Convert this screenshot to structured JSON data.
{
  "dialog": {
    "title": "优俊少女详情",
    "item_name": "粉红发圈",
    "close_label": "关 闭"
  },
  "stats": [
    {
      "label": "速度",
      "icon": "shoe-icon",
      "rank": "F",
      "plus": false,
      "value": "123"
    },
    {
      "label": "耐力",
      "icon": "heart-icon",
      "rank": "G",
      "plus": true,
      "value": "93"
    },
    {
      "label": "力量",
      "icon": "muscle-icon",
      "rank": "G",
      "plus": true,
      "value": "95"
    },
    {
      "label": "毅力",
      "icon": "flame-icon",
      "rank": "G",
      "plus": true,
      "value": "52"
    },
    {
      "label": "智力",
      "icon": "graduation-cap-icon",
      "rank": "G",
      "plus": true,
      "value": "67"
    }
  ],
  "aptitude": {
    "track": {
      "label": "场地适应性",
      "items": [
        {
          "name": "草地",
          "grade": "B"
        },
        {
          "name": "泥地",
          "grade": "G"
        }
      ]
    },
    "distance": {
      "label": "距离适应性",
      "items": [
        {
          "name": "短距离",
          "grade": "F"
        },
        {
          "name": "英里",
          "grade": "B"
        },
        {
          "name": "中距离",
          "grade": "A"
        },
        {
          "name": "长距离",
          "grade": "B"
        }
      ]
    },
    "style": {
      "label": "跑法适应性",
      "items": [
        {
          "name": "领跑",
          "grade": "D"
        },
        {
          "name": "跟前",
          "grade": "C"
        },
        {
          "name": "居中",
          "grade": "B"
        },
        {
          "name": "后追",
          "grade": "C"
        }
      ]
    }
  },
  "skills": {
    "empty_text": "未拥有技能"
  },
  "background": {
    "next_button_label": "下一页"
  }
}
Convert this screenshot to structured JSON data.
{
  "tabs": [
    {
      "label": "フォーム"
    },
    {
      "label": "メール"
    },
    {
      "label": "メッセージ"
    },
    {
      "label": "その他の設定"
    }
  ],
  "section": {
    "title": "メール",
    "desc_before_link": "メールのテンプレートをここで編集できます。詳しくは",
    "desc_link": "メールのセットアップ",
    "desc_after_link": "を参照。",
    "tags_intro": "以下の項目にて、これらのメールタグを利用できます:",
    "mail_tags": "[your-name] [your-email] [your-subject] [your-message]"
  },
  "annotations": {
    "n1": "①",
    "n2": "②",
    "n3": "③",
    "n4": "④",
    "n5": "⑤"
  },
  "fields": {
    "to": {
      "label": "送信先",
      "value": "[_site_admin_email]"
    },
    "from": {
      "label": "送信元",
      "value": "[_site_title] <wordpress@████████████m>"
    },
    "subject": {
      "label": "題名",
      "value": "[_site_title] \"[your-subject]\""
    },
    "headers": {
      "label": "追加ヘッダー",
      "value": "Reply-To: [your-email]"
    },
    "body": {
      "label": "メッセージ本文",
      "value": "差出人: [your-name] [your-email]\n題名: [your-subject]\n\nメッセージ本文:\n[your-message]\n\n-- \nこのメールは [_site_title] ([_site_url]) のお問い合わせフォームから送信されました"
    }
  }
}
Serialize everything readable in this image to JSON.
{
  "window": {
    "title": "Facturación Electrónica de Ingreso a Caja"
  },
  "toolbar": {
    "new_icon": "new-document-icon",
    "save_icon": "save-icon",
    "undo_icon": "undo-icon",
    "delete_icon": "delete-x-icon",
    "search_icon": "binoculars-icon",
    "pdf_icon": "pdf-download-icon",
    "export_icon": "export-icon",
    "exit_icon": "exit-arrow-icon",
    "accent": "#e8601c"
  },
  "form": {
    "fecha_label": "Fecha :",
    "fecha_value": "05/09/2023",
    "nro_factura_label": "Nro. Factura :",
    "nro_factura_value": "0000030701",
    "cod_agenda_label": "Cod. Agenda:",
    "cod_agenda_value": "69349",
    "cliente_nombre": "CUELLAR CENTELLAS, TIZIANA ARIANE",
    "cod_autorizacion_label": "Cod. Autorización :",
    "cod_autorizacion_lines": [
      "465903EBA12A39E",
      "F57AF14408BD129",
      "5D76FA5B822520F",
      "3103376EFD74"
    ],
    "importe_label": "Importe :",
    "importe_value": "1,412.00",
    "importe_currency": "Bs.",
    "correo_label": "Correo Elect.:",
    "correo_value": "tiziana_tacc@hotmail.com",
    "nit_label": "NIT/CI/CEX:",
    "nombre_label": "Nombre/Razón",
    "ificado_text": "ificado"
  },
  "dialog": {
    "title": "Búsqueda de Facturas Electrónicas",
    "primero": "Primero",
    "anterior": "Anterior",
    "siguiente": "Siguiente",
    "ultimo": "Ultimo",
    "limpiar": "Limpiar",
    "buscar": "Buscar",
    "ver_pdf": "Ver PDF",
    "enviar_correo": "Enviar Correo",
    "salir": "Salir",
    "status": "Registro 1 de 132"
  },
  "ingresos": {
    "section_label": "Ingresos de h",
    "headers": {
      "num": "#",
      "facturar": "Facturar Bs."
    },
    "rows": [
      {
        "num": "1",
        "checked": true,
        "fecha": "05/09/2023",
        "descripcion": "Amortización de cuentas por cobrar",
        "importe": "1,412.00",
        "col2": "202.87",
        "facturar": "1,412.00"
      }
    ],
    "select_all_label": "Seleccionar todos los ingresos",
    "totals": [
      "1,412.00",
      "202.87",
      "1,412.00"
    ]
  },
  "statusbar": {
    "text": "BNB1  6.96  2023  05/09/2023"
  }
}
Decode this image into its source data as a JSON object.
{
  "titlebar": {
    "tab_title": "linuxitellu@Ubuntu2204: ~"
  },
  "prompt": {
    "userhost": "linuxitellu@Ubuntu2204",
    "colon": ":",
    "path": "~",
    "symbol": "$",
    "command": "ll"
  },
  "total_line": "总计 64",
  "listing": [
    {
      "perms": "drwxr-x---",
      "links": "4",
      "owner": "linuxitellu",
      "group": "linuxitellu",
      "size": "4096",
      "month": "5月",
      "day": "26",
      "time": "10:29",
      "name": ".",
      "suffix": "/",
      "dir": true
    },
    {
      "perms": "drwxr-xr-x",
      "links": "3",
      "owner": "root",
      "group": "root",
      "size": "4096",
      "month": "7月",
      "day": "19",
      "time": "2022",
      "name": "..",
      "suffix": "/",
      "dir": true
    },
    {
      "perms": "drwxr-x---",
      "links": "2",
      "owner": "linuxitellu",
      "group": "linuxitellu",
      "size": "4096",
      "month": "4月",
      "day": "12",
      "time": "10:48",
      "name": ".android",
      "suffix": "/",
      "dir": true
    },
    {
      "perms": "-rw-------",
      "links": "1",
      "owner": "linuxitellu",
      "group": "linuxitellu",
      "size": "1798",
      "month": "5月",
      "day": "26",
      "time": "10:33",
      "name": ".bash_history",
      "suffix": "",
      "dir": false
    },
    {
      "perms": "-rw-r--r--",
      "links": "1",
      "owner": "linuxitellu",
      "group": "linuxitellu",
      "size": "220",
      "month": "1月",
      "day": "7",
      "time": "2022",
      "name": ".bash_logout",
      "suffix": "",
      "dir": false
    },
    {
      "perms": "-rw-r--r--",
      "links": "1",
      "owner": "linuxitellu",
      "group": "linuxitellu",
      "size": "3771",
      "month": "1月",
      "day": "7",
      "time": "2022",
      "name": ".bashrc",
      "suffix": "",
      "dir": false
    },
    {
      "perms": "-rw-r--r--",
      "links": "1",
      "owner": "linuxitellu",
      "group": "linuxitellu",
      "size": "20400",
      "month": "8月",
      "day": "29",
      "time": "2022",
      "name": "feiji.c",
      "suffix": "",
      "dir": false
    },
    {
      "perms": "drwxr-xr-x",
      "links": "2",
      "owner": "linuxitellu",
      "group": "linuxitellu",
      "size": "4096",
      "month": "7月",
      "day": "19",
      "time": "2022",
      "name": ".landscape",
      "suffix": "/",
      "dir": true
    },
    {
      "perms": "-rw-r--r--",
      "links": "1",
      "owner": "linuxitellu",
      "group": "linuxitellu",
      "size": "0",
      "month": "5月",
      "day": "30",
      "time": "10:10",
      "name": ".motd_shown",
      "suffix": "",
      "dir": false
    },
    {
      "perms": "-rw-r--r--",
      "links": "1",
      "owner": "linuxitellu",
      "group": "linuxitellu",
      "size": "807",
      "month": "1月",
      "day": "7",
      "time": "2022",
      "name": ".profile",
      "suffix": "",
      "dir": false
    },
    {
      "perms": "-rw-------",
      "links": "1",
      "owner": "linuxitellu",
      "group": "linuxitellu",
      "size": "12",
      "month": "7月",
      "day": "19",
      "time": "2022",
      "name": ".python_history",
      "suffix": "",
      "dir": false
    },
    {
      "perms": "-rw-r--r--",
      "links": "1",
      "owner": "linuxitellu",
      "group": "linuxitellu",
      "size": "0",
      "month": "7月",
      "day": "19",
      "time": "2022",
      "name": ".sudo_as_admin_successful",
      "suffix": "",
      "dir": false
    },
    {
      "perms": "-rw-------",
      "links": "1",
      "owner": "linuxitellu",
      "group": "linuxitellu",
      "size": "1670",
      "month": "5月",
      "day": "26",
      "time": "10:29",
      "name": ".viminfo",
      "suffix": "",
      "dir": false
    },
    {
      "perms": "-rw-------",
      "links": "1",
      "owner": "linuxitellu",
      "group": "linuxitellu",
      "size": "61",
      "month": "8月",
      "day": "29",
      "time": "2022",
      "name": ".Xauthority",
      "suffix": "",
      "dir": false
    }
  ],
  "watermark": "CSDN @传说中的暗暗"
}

▶ [Task]: Copy every line of the listing that contains the word "this".

▶ [Exercise response]:
Convert this screenshot to structured JSON data.
Convert this screenshot to structured JSON data.
Serialize everything readable in this image to JSON.
Decode this image into its source data as a JSON object.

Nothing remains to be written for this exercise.